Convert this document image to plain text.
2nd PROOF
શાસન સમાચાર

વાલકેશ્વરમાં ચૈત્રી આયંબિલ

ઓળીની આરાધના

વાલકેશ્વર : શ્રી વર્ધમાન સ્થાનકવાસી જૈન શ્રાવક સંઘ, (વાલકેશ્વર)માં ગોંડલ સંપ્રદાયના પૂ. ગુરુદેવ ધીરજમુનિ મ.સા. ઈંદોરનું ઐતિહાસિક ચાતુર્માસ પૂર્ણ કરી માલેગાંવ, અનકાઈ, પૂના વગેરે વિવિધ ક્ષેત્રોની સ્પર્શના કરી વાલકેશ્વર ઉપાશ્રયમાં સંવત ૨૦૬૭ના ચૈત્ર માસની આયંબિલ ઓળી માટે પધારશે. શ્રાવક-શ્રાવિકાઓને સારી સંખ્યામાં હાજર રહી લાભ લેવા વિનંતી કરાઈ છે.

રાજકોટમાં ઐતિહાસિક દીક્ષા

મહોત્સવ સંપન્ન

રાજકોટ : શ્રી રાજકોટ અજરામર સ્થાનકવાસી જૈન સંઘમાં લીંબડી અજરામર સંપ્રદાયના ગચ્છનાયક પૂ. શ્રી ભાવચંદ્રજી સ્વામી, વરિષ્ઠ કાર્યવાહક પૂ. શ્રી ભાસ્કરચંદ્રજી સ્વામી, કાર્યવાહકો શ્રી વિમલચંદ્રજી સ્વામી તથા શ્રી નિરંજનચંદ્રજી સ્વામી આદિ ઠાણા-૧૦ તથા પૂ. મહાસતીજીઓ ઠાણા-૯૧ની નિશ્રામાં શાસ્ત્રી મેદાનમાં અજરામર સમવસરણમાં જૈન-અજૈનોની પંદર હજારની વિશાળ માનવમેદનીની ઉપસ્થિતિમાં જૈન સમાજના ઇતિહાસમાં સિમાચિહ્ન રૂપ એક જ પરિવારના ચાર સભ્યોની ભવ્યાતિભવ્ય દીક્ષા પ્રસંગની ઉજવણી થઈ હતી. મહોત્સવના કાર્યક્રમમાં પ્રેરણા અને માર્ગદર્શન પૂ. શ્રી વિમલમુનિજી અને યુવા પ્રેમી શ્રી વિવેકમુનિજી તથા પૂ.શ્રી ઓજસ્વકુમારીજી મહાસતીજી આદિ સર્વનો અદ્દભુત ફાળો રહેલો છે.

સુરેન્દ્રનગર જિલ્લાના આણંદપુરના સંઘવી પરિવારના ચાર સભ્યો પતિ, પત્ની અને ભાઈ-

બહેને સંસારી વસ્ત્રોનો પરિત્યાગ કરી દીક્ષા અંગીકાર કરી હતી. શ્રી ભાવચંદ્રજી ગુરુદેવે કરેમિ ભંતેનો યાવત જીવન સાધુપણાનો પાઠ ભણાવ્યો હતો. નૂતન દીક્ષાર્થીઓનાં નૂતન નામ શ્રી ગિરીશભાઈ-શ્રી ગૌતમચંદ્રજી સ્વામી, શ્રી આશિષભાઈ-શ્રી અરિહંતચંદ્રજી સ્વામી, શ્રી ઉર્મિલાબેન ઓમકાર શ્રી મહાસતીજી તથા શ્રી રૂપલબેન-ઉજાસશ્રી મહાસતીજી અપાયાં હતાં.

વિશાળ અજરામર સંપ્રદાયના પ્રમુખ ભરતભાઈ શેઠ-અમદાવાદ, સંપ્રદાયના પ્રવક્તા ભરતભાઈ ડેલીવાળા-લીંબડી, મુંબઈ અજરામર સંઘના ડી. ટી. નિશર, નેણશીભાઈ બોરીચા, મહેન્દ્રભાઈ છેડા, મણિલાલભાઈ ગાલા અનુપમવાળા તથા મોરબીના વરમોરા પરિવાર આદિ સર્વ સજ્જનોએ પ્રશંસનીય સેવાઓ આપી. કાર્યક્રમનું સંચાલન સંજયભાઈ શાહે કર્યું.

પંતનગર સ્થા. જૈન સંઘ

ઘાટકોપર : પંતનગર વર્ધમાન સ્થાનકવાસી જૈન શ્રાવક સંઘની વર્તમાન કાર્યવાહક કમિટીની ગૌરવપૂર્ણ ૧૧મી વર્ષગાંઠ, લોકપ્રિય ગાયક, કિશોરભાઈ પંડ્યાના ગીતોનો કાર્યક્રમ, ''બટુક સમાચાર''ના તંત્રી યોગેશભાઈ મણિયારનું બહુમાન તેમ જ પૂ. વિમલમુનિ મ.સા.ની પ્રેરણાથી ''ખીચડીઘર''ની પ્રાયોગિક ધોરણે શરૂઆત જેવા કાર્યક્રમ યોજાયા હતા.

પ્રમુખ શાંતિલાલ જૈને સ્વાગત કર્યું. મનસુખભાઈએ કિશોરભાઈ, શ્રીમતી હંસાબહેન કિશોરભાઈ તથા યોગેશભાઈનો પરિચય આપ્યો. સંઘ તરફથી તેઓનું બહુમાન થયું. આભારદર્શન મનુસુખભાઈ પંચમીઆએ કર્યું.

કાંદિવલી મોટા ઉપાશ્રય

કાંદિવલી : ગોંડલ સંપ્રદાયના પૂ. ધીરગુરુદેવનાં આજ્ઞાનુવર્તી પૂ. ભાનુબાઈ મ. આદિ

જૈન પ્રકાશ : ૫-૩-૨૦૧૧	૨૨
==============================
• Exercise: Select the lines that carry the string "તનગર" and copy them.

• Solution:
પંતનગર સ્થા. જૈન સંઘ
ઘાટકોપર : પંતનગર વર્ધમાન સ્થાનકવાસી જૈન શ્રાવક સંઘની વર્તમાન કાર્યવાહક કમિટીની ગૌરવપૂર્ણ ૧૧મી વર્ષગાંઠ, લોકપ્રિય ગાયક, કિશોરભાઈ પંડ્યાના ગીતોનો કાર્યક્રમ, ''બટુક સમાચાર''ના તંત્રી યોગેશભાઈ મણિયારનું બહુમાન તેમ જ પૂ. વિમલમુનિ મ.સા.ની પ્રેરણાથી ''ખીચડીઘર''ની પ્રાયોગિક ધોરણે શરૂઆત જેવા કાર્યક્રમ યોજાયા હતા.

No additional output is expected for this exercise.